# PROBLEM STATEMENT
Lines containing the string "MainPage" are to be counted; report only how many there are.

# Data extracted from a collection
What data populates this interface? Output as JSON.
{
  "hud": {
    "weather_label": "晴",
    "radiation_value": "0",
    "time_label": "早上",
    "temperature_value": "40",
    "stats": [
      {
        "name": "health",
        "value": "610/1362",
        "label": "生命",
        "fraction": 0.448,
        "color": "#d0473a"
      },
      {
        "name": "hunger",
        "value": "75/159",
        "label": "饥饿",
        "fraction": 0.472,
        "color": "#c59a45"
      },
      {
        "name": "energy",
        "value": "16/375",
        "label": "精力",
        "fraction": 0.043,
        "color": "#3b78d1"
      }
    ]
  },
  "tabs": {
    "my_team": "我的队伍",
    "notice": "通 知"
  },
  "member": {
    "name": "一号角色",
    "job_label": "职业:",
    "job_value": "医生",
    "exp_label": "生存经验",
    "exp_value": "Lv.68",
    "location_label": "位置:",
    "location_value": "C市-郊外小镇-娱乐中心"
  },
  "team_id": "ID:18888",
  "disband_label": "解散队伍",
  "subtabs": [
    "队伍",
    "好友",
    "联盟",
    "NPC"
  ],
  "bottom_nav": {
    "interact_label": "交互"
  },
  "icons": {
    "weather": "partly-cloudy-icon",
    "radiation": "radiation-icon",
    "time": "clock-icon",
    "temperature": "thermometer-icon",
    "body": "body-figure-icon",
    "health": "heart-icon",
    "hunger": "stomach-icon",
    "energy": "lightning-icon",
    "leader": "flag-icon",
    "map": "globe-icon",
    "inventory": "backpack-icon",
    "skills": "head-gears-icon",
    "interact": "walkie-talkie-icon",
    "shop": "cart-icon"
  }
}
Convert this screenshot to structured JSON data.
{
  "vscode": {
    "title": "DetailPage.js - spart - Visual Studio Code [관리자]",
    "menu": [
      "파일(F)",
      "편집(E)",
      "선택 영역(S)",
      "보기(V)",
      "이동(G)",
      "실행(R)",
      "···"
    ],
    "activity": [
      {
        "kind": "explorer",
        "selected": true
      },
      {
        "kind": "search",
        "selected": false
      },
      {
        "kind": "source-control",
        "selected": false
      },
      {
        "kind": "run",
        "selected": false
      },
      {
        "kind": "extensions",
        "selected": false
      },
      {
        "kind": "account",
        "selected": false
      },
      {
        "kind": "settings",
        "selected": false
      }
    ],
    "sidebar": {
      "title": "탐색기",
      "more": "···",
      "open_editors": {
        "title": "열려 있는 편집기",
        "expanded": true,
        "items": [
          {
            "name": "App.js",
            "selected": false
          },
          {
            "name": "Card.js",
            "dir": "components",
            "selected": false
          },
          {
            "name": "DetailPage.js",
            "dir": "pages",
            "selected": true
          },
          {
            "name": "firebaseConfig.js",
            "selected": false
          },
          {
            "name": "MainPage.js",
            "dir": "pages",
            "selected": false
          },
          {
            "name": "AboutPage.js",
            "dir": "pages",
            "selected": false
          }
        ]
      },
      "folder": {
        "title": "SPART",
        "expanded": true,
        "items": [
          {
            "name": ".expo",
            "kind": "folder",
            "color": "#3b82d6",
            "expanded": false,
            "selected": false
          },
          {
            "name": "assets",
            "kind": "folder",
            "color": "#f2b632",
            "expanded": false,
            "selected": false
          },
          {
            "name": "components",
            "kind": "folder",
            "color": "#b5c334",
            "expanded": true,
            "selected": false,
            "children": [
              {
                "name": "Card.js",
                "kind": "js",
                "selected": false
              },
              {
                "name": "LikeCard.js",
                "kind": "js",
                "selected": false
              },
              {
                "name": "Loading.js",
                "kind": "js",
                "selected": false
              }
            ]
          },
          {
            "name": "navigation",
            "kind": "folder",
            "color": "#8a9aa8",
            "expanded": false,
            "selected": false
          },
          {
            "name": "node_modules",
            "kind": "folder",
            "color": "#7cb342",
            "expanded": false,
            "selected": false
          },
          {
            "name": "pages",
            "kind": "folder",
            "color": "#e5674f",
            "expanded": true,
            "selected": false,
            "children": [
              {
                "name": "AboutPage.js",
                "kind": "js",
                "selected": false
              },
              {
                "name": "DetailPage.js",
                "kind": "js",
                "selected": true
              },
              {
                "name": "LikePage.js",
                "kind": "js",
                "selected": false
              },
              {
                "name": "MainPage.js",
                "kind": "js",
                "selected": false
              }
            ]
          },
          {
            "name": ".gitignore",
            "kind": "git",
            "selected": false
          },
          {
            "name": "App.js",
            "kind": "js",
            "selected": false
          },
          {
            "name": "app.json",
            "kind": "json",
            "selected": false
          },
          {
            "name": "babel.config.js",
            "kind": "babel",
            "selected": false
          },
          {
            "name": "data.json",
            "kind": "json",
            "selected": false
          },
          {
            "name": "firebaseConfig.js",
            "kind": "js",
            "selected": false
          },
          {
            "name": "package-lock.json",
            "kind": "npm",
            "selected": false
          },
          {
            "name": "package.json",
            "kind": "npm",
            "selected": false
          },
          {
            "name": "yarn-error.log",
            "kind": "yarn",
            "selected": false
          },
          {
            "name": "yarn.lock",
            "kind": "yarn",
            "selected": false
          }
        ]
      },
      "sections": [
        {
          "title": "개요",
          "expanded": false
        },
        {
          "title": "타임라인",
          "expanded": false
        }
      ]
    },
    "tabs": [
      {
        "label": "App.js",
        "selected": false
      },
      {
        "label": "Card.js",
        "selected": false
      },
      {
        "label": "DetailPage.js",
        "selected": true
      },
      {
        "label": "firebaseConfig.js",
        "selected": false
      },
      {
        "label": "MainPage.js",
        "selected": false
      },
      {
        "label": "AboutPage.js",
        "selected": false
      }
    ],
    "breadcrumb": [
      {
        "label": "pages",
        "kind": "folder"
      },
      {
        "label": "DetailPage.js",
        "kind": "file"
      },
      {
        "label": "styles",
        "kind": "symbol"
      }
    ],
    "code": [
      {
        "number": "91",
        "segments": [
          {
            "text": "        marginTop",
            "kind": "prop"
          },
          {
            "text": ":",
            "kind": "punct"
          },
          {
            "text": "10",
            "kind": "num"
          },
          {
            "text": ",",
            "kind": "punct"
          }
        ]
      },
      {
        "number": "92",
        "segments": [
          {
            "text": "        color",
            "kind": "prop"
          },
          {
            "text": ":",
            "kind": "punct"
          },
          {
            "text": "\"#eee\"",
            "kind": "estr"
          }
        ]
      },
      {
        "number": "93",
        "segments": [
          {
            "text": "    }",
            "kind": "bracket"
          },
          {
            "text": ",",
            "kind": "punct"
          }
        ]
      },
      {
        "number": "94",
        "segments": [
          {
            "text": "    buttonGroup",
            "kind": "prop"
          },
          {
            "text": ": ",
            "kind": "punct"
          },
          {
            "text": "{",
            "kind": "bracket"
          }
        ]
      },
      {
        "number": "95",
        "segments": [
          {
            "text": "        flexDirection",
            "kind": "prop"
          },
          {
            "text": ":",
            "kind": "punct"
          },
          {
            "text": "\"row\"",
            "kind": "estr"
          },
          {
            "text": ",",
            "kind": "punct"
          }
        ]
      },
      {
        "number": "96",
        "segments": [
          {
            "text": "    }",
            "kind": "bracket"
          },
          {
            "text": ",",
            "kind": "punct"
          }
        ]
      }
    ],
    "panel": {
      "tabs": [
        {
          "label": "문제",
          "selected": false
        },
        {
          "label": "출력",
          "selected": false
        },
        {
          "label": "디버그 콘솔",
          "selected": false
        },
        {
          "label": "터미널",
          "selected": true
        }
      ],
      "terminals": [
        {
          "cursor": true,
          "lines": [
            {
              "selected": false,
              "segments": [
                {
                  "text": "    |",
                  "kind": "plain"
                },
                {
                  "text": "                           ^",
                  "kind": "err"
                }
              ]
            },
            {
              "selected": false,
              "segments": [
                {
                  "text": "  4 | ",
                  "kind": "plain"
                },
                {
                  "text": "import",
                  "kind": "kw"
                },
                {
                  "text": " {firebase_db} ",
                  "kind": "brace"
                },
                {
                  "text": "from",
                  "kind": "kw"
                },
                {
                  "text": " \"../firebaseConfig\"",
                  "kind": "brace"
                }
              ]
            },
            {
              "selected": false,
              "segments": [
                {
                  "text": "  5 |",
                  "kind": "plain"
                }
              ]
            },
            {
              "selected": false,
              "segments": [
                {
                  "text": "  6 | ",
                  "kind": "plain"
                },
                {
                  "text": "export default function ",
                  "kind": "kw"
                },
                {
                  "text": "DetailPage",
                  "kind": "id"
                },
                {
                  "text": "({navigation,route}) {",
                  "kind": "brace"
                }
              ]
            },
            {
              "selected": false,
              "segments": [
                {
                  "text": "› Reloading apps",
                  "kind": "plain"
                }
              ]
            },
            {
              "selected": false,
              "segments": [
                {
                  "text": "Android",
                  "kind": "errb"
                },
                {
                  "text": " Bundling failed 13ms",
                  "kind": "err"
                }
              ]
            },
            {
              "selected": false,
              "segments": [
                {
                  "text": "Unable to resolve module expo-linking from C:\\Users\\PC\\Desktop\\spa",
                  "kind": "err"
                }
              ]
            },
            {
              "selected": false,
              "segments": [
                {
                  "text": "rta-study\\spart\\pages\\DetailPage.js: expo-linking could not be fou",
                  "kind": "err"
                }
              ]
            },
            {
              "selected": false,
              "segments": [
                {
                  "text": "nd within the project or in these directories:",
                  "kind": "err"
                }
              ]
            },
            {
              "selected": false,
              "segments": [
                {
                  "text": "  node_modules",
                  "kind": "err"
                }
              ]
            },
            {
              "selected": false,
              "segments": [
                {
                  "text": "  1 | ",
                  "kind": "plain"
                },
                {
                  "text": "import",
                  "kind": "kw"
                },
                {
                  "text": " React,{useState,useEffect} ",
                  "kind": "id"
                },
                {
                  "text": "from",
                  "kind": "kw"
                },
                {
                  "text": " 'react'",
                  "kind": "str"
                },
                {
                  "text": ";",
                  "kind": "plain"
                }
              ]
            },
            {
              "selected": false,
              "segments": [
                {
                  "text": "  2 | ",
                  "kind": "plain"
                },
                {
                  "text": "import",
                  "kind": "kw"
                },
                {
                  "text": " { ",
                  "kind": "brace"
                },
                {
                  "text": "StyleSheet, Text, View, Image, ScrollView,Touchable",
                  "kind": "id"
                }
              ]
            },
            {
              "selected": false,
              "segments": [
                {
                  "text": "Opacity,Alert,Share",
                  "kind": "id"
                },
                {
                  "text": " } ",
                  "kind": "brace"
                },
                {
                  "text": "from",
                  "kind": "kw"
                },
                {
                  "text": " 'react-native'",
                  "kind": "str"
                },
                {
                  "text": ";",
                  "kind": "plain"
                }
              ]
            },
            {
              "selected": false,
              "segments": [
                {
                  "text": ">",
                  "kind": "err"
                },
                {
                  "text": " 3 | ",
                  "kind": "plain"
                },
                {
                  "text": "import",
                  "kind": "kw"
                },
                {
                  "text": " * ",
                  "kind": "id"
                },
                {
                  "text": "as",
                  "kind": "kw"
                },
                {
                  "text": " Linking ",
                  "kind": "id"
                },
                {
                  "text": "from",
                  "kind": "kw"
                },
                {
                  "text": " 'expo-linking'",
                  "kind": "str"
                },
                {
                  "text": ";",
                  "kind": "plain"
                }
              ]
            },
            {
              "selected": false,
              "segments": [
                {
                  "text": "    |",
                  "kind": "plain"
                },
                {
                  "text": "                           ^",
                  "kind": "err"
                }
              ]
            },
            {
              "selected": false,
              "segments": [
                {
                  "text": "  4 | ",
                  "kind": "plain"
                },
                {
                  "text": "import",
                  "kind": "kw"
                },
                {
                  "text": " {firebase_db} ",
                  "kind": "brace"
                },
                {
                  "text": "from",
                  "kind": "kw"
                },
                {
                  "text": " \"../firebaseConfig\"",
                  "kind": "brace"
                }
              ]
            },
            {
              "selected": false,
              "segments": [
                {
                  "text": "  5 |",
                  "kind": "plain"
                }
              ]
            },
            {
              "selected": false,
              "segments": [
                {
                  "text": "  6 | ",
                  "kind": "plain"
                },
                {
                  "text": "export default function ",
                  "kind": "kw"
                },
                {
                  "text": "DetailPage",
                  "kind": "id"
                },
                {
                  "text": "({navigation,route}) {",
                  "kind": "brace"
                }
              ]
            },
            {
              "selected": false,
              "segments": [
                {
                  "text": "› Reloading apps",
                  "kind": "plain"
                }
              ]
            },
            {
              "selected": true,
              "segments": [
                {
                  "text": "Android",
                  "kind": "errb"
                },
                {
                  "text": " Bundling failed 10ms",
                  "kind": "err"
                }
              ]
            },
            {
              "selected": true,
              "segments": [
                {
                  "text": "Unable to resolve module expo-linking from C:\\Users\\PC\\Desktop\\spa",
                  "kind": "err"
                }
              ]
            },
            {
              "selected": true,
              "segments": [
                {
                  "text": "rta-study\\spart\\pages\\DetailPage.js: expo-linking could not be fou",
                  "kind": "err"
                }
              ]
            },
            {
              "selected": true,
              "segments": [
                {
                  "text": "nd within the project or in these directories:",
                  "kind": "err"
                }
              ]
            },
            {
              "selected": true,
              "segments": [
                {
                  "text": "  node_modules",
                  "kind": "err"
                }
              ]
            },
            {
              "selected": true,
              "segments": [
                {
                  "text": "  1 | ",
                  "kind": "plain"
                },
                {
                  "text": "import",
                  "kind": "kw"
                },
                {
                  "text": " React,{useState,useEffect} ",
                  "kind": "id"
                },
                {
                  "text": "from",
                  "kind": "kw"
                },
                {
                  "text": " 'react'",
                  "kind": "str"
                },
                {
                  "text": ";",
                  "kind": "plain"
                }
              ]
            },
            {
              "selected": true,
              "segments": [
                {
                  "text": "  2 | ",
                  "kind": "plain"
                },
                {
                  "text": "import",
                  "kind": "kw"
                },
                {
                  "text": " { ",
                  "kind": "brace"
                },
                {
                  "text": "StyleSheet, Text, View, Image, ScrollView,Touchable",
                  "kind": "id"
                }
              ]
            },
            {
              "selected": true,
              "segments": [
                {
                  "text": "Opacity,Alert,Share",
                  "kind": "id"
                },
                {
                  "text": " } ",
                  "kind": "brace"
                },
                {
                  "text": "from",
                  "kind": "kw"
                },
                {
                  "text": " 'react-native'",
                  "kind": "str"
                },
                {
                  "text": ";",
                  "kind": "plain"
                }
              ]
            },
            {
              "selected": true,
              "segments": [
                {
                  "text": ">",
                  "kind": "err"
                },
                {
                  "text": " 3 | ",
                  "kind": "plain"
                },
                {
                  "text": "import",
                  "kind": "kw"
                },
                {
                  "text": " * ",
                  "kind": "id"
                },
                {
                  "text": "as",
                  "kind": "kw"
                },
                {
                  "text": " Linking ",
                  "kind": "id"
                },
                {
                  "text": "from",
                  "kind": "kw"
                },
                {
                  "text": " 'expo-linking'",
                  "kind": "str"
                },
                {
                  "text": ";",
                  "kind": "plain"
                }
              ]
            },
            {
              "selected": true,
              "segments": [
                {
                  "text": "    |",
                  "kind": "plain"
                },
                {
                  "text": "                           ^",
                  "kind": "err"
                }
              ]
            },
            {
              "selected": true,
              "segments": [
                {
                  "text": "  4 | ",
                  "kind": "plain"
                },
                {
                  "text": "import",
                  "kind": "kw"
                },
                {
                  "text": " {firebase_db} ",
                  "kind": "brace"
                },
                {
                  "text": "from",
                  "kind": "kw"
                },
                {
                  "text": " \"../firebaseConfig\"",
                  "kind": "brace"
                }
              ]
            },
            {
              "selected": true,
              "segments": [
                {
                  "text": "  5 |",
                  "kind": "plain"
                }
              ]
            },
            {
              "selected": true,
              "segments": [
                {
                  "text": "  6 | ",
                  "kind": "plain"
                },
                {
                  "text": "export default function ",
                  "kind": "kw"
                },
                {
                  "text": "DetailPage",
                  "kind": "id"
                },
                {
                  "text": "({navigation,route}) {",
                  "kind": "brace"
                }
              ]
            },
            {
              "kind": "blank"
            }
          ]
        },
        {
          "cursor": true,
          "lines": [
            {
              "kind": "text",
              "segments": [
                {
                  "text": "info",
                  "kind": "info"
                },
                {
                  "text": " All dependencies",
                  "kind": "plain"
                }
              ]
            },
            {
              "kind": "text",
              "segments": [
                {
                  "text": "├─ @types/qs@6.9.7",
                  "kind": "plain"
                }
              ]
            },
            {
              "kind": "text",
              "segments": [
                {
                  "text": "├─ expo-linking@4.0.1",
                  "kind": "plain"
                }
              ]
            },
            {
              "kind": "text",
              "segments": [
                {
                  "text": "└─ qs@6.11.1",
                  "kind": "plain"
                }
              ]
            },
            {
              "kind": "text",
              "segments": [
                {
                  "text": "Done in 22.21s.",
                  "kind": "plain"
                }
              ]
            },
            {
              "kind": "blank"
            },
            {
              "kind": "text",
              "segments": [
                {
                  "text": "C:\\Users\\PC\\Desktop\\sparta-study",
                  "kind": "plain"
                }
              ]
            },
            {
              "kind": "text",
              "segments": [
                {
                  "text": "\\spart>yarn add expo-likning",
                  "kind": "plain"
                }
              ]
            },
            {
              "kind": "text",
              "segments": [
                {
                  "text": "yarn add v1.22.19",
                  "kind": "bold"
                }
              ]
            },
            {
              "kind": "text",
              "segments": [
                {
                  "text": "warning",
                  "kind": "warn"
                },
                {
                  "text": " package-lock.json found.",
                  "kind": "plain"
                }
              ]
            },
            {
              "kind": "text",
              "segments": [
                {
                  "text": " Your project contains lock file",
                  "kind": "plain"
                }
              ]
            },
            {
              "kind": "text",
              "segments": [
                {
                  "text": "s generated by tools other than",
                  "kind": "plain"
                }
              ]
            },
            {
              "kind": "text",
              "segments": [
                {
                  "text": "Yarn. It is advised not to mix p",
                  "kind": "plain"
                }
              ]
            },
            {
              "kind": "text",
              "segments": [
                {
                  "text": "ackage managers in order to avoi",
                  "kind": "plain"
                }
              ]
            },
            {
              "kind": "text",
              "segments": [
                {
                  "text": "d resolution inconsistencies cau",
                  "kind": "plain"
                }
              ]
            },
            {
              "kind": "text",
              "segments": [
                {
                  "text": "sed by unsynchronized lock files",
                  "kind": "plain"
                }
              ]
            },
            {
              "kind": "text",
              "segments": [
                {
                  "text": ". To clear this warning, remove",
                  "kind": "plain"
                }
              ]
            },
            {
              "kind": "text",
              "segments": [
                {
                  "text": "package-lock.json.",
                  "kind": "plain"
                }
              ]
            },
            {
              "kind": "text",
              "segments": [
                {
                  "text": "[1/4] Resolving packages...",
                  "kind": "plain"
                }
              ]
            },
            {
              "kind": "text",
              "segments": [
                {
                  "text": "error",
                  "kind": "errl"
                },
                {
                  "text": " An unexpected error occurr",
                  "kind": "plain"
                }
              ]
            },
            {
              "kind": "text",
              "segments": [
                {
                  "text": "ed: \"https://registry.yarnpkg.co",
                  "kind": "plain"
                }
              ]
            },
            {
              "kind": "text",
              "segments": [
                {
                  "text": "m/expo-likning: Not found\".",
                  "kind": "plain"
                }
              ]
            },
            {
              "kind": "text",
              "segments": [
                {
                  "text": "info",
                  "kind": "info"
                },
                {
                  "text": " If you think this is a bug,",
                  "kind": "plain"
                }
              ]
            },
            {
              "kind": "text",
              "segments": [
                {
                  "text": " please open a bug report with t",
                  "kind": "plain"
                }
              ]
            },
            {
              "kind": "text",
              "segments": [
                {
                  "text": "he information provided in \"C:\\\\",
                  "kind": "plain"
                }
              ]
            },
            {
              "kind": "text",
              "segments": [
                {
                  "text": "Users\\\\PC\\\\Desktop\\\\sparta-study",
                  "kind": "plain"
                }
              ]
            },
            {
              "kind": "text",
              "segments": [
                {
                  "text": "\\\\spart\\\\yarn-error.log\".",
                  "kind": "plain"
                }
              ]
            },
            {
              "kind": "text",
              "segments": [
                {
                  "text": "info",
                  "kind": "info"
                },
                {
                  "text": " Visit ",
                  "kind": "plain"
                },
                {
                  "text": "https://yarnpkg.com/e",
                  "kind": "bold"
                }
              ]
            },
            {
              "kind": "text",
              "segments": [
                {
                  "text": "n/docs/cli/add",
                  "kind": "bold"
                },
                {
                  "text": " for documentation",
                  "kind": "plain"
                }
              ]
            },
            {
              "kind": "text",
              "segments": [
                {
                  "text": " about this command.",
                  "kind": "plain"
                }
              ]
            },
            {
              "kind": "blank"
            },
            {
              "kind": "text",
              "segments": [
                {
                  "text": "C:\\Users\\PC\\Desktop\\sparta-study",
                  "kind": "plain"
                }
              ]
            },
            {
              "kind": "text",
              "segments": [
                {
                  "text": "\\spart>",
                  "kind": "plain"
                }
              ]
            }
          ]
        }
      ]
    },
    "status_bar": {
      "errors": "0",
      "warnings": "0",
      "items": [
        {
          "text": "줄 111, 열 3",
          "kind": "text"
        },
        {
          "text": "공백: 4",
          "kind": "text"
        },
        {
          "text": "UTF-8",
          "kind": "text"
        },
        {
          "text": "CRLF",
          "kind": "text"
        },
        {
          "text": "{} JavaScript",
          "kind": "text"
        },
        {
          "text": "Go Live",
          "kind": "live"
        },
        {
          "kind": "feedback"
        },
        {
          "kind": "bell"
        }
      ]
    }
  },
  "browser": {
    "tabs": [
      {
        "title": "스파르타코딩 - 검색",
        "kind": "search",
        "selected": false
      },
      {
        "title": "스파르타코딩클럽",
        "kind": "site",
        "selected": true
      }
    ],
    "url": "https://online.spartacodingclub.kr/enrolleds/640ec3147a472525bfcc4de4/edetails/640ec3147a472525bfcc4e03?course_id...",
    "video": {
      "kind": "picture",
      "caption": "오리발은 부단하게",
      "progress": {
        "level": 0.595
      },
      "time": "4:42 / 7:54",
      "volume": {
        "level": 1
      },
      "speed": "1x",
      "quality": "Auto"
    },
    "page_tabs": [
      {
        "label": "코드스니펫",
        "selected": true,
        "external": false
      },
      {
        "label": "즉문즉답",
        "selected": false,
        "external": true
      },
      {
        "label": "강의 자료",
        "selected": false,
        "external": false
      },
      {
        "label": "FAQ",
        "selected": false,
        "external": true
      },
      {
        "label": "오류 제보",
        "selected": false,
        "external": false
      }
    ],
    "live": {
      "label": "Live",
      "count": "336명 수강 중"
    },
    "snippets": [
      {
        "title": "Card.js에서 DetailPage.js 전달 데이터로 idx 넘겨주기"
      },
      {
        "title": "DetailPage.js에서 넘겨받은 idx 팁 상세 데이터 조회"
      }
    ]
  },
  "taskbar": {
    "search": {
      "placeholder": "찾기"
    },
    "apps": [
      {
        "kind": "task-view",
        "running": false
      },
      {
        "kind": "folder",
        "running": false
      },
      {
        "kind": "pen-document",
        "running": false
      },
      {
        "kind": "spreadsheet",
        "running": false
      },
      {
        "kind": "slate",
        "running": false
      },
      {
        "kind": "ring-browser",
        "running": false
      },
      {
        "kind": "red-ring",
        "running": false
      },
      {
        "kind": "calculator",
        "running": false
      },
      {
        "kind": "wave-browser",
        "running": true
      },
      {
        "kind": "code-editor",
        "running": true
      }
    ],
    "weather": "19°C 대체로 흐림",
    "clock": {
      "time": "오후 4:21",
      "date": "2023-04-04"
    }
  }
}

# REPLY
3